### [PROBLEM STATEMENT]
Find each line containing the string "области". Copy it.

### [INPUT DATA]
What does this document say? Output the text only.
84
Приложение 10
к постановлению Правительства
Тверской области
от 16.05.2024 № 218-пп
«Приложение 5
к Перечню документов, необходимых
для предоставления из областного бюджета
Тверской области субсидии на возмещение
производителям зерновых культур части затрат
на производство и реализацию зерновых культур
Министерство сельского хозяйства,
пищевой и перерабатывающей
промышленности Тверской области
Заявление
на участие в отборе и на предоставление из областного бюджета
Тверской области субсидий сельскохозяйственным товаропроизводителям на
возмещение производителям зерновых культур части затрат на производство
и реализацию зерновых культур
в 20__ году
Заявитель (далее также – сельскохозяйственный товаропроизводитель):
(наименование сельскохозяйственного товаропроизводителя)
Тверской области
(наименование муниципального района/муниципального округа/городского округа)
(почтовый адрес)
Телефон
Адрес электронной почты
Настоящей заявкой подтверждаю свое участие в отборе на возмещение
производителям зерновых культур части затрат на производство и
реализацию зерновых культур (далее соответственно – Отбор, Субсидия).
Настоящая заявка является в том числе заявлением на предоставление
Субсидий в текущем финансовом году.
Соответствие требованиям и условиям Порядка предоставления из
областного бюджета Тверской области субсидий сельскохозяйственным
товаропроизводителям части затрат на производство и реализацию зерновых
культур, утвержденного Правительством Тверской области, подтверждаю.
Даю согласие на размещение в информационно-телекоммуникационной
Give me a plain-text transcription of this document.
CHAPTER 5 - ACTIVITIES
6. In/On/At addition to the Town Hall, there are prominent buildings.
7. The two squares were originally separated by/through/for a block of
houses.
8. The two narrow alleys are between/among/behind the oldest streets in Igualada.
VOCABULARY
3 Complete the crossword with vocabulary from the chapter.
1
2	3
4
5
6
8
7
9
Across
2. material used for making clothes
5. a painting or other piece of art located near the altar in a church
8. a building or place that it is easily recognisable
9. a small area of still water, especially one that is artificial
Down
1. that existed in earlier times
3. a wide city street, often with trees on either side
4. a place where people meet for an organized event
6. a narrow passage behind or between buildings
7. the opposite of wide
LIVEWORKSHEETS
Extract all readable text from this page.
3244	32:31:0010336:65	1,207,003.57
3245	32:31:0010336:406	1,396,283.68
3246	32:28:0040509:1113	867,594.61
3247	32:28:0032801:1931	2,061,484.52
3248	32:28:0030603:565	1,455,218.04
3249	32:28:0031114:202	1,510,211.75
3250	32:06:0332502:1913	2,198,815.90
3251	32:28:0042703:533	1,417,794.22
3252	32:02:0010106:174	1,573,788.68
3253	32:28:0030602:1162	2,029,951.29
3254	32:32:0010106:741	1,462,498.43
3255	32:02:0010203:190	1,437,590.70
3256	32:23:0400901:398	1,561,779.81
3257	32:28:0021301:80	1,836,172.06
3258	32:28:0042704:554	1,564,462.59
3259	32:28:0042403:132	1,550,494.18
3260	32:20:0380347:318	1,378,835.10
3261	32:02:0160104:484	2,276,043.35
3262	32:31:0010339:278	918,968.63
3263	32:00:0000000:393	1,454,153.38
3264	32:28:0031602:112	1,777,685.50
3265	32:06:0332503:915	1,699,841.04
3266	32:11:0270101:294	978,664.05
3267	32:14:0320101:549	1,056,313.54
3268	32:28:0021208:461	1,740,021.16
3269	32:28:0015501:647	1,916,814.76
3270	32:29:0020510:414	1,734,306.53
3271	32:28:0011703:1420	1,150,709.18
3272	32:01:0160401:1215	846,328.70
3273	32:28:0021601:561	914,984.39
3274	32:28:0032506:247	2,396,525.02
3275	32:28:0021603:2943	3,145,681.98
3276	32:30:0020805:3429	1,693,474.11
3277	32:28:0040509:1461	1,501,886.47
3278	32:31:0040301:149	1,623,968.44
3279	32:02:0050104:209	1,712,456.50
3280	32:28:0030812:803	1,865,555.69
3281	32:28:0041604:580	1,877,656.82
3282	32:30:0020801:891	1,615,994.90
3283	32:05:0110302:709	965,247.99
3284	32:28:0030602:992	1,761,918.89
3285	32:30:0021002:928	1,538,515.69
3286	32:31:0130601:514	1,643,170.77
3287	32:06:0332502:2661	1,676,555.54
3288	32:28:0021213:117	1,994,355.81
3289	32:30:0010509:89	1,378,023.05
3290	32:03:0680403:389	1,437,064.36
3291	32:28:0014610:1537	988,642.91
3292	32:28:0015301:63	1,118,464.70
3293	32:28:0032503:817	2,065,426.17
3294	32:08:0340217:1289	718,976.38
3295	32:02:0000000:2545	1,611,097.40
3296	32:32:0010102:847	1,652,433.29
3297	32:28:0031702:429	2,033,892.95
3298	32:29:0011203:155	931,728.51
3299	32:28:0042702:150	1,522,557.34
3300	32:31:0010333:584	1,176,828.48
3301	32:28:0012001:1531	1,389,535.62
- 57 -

### [REPLY TO THE EXERCISE]
Тверской области
Тверской области субсидии на возмещение
промышленности Тверской области
Тверской области субсидий сельскохозяйственным товаропроизводителям на
Тверской области
областного бюджета Тверской области субсидий сельскохозяйственным
культур, утвержденного Правительством Тверской области, подтверждаю.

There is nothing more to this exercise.